## BEGIN

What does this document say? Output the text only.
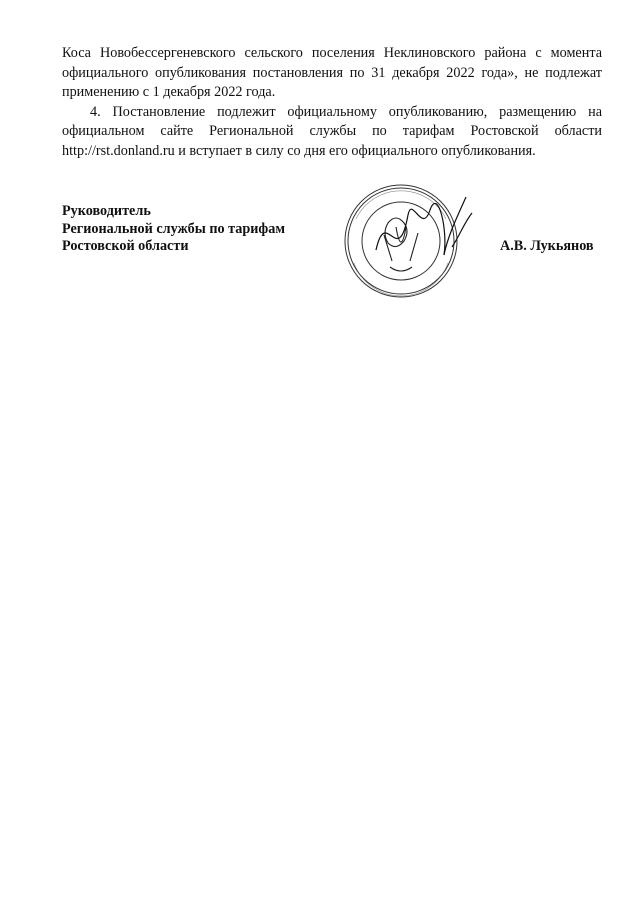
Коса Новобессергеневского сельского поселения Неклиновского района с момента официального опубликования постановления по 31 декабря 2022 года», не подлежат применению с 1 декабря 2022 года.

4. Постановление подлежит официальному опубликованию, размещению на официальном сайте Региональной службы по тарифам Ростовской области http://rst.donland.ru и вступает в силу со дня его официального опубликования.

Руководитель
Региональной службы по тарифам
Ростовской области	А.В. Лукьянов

## END

• WHAT YOU HAVE TO DO: Exactly reproduce the entries above, minus the pictures.

• RESPONSE TO THIS EXERCISE:
What does this document say? Output the text only.
Коса Новобессергеневского сельского поселения Неклиновского района с момента официального опубликования постановления по 31 декабря 2022 года», не подлежат применению с 1 декабря 2022 года.

4. Постановление подлежит официальному опубликованию, размещению на официальном сайте Региональной службы по тарифам Ростовской области http://rst.donland.ru и вступает в силу со дня его официального опубликования.

Руководитель
Региональной службы по тарифам
Ростовской области	А.В. Лукьянов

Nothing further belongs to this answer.